**DATA SUPPLIED:**
* START *
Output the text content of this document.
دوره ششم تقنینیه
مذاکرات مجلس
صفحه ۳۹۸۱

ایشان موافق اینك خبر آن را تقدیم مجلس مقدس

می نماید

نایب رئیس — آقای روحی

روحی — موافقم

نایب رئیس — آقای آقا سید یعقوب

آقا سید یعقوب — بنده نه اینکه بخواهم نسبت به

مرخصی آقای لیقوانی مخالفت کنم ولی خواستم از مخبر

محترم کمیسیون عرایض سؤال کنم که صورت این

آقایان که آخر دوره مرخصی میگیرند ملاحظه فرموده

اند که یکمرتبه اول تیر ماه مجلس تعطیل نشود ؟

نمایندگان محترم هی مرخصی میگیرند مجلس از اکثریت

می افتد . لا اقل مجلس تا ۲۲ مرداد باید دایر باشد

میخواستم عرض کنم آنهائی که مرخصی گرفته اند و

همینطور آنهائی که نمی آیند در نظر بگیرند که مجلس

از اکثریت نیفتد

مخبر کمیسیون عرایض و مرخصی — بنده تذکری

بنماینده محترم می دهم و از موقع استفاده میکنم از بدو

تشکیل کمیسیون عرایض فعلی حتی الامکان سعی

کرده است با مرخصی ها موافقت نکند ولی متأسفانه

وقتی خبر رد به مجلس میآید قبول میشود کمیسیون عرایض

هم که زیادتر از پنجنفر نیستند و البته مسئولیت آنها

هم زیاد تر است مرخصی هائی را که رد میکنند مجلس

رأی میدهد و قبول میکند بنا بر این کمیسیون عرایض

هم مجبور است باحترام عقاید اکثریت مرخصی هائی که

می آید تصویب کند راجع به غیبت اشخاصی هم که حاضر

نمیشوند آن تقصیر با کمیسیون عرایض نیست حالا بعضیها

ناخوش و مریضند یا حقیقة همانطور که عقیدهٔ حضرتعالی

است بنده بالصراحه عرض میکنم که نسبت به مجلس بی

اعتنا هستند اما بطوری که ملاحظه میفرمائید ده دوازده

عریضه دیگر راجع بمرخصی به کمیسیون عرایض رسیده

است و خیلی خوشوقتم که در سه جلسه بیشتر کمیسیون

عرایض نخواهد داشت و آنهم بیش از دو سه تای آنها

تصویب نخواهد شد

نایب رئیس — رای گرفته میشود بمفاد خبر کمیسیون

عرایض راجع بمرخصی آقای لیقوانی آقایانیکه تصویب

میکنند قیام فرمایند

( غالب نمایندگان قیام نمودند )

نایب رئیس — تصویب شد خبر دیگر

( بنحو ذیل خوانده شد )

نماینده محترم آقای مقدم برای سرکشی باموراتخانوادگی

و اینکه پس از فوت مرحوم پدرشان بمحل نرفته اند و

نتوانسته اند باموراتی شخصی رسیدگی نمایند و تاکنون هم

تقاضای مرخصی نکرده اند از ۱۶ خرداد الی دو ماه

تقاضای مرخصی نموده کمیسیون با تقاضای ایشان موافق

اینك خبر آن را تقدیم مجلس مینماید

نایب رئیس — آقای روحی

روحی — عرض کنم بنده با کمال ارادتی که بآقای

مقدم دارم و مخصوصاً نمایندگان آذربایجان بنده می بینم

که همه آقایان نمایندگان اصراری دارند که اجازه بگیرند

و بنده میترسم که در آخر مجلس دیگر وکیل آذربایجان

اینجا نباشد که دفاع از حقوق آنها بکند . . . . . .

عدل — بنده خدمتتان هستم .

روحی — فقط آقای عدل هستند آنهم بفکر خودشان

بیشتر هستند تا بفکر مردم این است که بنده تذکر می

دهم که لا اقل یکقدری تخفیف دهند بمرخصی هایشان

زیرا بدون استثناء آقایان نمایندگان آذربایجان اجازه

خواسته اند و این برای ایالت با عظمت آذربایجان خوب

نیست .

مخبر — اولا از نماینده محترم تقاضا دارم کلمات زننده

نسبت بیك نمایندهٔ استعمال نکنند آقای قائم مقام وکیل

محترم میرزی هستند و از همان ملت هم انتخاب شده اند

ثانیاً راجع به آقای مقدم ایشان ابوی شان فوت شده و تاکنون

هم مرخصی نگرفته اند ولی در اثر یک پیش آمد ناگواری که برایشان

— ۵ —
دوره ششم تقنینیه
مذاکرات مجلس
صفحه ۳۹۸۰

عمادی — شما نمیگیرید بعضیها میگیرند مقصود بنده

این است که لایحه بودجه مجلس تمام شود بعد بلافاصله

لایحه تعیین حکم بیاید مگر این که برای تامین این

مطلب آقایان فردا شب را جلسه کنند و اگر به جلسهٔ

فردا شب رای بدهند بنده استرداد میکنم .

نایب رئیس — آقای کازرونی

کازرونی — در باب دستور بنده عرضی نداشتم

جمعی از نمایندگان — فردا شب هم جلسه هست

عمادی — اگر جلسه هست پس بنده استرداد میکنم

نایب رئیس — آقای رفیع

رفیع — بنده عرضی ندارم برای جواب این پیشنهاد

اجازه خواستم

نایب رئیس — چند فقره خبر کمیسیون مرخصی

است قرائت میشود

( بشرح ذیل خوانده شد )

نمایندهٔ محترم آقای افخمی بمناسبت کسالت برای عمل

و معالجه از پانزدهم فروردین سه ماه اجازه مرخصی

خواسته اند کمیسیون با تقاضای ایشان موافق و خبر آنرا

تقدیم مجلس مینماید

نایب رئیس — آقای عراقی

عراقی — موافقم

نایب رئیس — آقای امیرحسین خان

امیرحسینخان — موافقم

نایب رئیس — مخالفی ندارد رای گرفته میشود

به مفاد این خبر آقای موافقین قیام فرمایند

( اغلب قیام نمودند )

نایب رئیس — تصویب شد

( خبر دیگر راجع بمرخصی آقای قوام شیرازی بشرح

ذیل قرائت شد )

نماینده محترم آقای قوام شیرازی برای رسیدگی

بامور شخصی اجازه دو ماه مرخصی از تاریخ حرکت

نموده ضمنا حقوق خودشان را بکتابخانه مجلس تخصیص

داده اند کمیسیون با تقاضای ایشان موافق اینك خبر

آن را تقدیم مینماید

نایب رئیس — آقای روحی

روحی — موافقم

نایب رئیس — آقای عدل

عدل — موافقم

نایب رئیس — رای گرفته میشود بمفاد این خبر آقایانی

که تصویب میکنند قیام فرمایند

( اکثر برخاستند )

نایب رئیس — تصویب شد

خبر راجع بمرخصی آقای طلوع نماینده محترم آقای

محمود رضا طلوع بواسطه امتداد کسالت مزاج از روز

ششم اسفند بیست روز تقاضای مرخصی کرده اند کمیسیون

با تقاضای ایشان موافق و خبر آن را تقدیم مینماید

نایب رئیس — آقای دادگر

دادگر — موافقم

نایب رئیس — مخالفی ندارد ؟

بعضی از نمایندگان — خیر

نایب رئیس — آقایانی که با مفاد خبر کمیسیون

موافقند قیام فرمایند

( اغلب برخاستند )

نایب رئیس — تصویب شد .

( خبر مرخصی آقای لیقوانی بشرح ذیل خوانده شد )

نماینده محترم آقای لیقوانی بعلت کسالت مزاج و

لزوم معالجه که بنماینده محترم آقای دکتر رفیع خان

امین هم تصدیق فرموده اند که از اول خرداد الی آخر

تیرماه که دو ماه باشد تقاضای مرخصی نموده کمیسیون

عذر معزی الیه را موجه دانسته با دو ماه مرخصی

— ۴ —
* END *
**WHAT YOU HAVE TO DO:** Lines that hold the word "قوام" are the ones to return, every one of them.

**FULL ANSWER:**
( خبر دیگر راجع بمرخصی آقای قوام شیرازی بشرح
نماینده محترم آقای قوام شیرازی برای رسیدگی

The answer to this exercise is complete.